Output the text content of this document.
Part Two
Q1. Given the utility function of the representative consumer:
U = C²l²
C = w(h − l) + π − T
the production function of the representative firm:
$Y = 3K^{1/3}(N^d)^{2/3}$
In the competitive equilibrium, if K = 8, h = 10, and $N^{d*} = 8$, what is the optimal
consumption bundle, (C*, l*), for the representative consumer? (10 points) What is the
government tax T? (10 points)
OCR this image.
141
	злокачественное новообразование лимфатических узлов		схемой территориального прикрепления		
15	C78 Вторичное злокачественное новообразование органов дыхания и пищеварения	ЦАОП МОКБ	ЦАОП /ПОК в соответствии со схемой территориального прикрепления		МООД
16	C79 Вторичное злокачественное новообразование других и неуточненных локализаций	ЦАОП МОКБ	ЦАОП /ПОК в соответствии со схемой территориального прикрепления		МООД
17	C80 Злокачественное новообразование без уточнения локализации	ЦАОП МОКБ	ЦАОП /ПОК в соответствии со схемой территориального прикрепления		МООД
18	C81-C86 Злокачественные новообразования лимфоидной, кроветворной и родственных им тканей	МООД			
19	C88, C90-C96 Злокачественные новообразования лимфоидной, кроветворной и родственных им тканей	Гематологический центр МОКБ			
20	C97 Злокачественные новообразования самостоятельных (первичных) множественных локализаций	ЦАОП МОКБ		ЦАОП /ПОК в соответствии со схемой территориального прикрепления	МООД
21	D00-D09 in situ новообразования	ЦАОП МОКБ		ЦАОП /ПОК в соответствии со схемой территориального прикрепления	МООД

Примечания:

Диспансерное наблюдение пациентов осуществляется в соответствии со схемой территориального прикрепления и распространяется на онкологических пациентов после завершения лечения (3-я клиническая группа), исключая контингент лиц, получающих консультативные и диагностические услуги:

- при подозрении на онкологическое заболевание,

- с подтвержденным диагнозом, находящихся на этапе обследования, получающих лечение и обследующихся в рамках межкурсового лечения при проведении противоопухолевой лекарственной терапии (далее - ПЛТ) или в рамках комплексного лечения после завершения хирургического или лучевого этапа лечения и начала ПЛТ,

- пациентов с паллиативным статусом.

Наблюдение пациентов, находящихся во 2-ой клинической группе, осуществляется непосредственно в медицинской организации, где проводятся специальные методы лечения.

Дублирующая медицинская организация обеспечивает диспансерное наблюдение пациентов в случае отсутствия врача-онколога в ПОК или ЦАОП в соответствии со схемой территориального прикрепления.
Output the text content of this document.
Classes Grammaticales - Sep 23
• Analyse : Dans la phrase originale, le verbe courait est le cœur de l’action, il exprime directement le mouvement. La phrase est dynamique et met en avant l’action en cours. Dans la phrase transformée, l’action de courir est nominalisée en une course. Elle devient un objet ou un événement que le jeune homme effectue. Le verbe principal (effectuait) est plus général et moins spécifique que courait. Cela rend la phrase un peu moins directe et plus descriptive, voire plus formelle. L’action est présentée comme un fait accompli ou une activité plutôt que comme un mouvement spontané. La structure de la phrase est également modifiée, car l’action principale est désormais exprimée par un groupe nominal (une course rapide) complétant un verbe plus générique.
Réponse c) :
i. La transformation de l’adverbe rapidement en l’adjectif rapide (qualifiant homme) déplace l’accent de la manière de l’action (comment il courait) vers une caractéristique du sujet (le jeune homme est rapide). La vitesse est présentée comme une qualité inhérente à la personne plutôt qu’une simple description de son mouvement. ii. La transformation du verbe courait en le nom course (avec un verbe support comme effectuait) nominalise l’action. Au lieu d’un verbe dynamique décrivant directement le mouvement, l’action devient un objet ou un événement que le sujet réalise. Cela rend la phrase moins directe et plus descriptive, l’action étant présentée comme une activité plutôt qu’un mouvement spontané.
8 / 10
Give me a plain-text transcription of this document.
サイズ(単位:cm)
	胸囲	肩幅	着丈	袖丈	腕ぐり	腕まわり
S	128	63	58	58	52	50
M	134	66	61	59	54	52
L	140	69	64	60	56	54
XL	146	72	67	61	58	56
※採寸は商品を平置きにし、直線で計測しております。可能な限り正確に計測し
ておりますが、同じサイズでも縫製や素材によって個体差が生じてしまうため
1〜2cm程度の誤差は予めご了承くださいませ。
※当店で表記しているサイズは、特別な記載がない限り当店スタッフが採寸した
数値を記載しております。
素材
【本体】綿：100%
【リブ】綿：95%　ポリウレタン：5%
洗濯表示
****************************************
### AIM
Filter out all lines lacking the word "локализаций" and copy the rest.

### WORKED SOLUTION
16	C79 Вторичное злокачественное новообразование других и неуточненных локализаций	ЦАОП МОКБ	ЦАОП /ПОК в соответствии со схемой территориального прикрепления		МООД
20	C97 Злокачественные новообразования самостоятельных (первичных) множественных локализаций	ЦАОП МОКБ		ЦАОП /ПОК в соответствии со схемой территориального прикрепления	МООД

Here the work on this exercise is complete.